# Instructions for the task
Transcribe the entries exactly; images are not part of the copy.

Records from a dataset:
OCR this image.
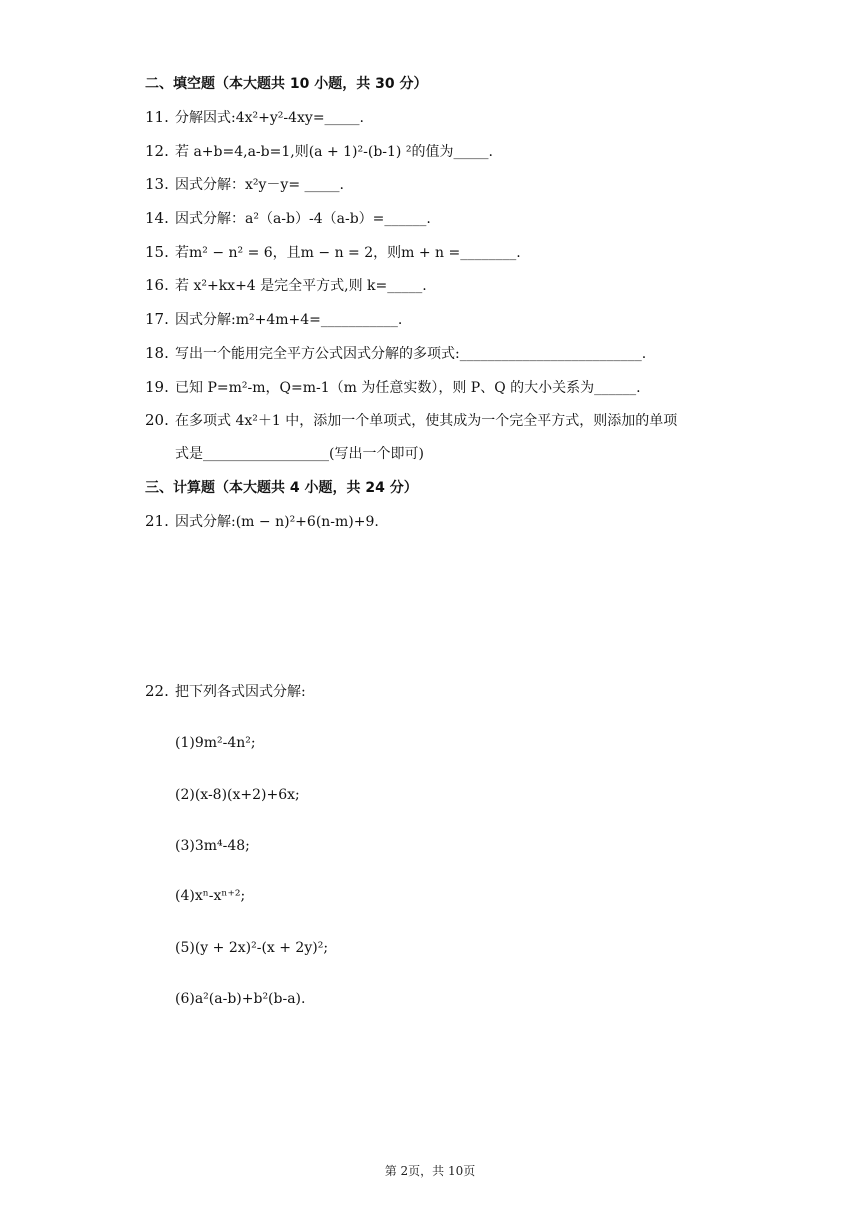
二、填空题（本大题共 10 小题，共 30 分）
11. 分解因式:4x²+y²-4xy=_____.
12. 若 a+b=4,a-b=1,则(a + 1)²-(b-1) ²的值为_____.
13. 因式分解：x²y－y= _____.
14. 因式分解：a²（a-b）-4（a-b）=______.
15. 若m² − n² = 6，且m − n = 2，则m + n =________.
16. 若 x²+kx+4 是完全平方式,则 k=_____.
17. 因式分解:m²+4m+4=___________.
18. 写出一个能用完全平方公式因式分解的多项式:__________________________.
19. 已知 P=m²-m，Q=m-1（m 为任意实数），则 P、Q 的大小关系为______.
20. 在多项式 4x²＋1 中，添加一个单项式，使其成为一个完全平方式，则添加的单项
式是__________________(写出一个即可)
三、计算题（本大题共 4 小题，共 24 分）
21. 因式分解:(m − n)²+6(n-m)+9.
22. 把下列各式因式分解:
(1)9m²-4n²;
(2)(x-8)(x+2)+6x;
(3)3m⁴-48;
(4)xⁿ-xⁿ⁺²;
(5)(y + 2x)²-(x + 2y)²;
(6)a²(a-b)+b²(b-a).
第 2页，共 10页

# Response to this exercise
OCR this image.
二、填空题（本大题共 10 小题，共 30 分）
11. 分解因式:4x²+y²-4xy=_____.
12. 若 a+b=4,a-b=1,则(a + 1)²-(b-1) ²的值为_____.
13. 因式分解：x²y－y= _____.
14. 因式分解：a²（a-b）-4（a-b）=______.
15. 若m² − n² = 6，且m − n = 2，则m + n =________.
16. 若 x²+kx+4 是完全平方式,则 k=_____.
17. 因式分解:m²+4m+4=___________.
18. 写出一个能用完全平方公式因式分解的多项式:__________________________.
19. 已知 P=m²-m，Q=m-1（m 为任意实数），则 P、Q 的大小关系为______.
20. 在多项式 4x²＋1 中，添加一个单项式，使其成为一个完全平方式，则添加的单项
式是__________________(写出一个即可)
三、计算题（本大题共 4 小题，共 24 分）
21. 因式分解:(m − n)²+6(n-m)+9.
22. 把下列各式因式分解:
(1)9m²-4n²;
(2)(x-8)(x+2)+6x;
(3)3m⁴-48;
(4)xⁿ-xⁿ⁺²;
(5)(y + 2x)²-(x + 2y)²;
(6)a²(a-b)+b²(b-a).
第 2页，共 10页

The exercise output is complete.